# WHAT YOU HAVE TO DO
Gather all lines in the data that hold the string "annuel".
# Start of DATA SUPPLIED
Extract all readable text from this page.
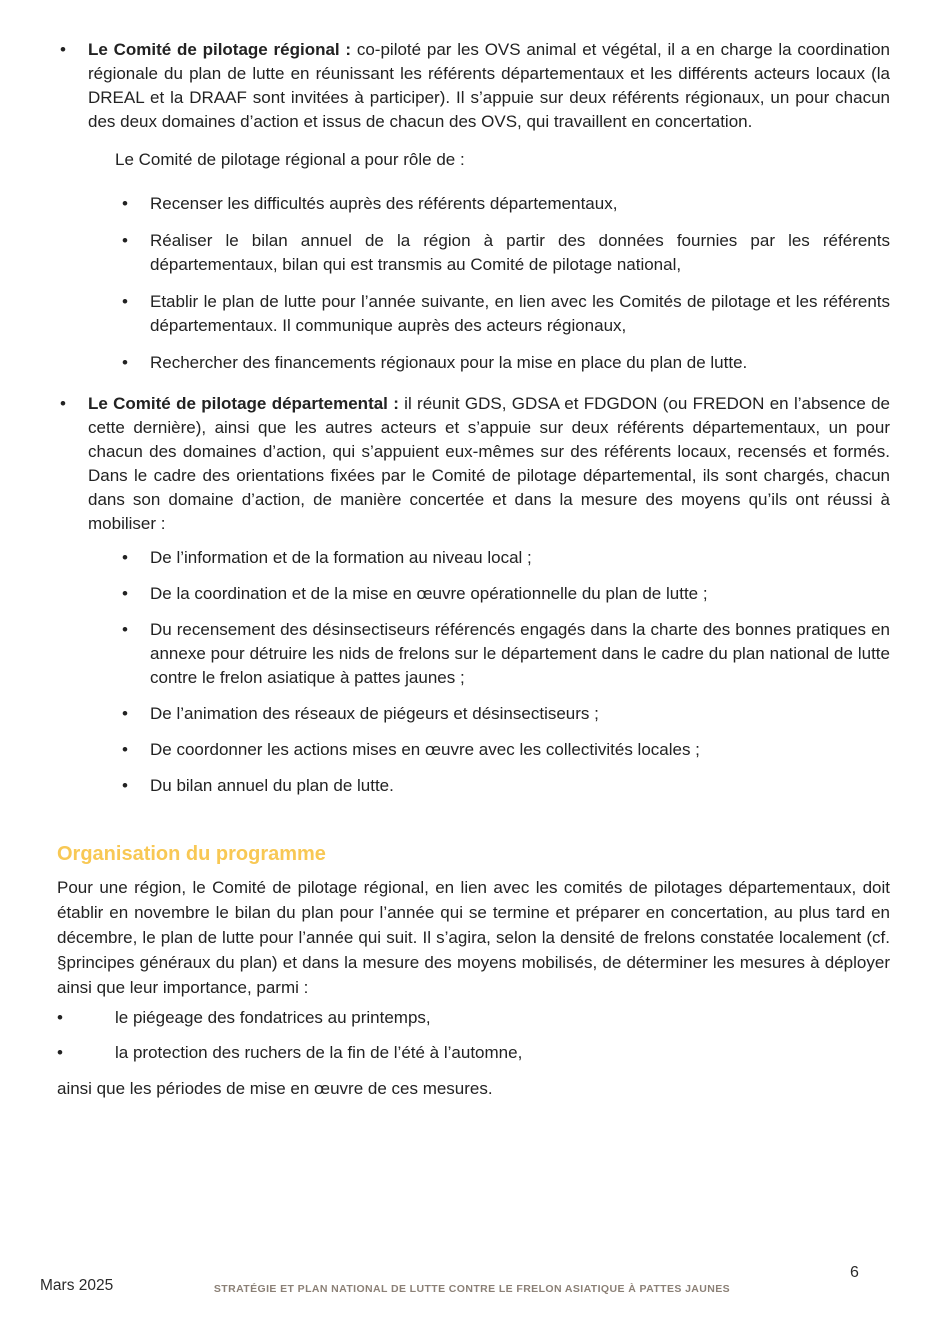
• Le Comité de pilotage régional : co-piloté par les OVS animal et végétal, il a en charge la coordination régionale du plan de lutte en réunissant les référents départementaux et les différents acteurs locaux (la DREAL et la DRAAF sont invitées à participer). Il s’appuie sur deux référents régionaux, un pour chacun des deux domaines d’action et issus de chacun des OVS, qui travaillent en concertation.

Le Comité de pilotage régional a pour rôle de :

• Recenser les difficultés auprès des référents départementaux,

• Réaliser le bilan annuel de la région à partir des données fournies par les référents départementaux, bilan qui est transmis au Comité de pilotage national,

• Etablir le plan de lutte pour l’année suivante, en lien avec les Comités de pilotage et les référents départementaux. Il communique auprès des acteurs régionaux,

• Rechercher des financements régionaux pour la mise en place du plan de lutte.

• Le Comité de pilotage départemental : il réunit GDS, GDSA et FDGDON (ou FREDON en l’absence de cette dernière), ainsi que les autres acteurs et s’appuie sur deux référents départementaux, un pour chacun des domaines d’action, qui s’appuient eux-mêmes sur des référents locaux, recensés et formés. Dans le cadre des orientations fixées par le Comité de pilotage départemental, ils sont chargés, chacun dans son domaine d’action, de manière concertée et dans la mesure des moyens qu’ils ont réussi à mobiliser :

• De l’information et de la formation au niveau local ;

• De la coordination et de la mise en œuvre opérationnelle du plan de lutte ;

• Du recensement des désinsectiseurs référencés engagés dans la charte des bonnes pratiques en annexe pour détruire les nids de frelons sur le département dans le cadre du plan national de lutte contre le frelon asiatique à pattes jaunes ;

• De l’animation des réseaux de piégeurs et désinsectiseurs ;

• De coordonner les actions mises en œuvre avec les collectivités locales ;

• Du bilan annuel du plan de lutte.

Organisation du programme

Pour une région, le Comité de pilotage régional, en lien avec les comités de pilotages départementaux, doit établir en novembre le bilan du plan pour l’année qui se termine et préparer en concertation, au plus tard en décembre, le plan de lutte pour l’année qui suit. Il s’agira, selon la densité de frelons constatée localement (cf. §principes généraux du plan) et dans la mesure des moyens mobilisés, de déterminer les mesures à déployer ainsi que leur importance, parmi :

•	le piégeage des fondatrices au printemps,

•	la protection des ruchers de la fin de l’été à l’automne,

ainsi que les périodes de mise en œuvre de ces mesures.

Mars 2025	STRATÉGIE ET PLAN NATIONAL DE LUTTE CONTRE LE FRELON ASIATIQUE À PATTES JAUNES
6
# End of DATA SUPPLIED
# RESPONSE BELOW
• Réaliser le bilan annuel de la région à partir des données fournies par les référents départementaux, bilan qui est transmis au Comité de pilotage national,
• Du bilan annuel du plan de lutte.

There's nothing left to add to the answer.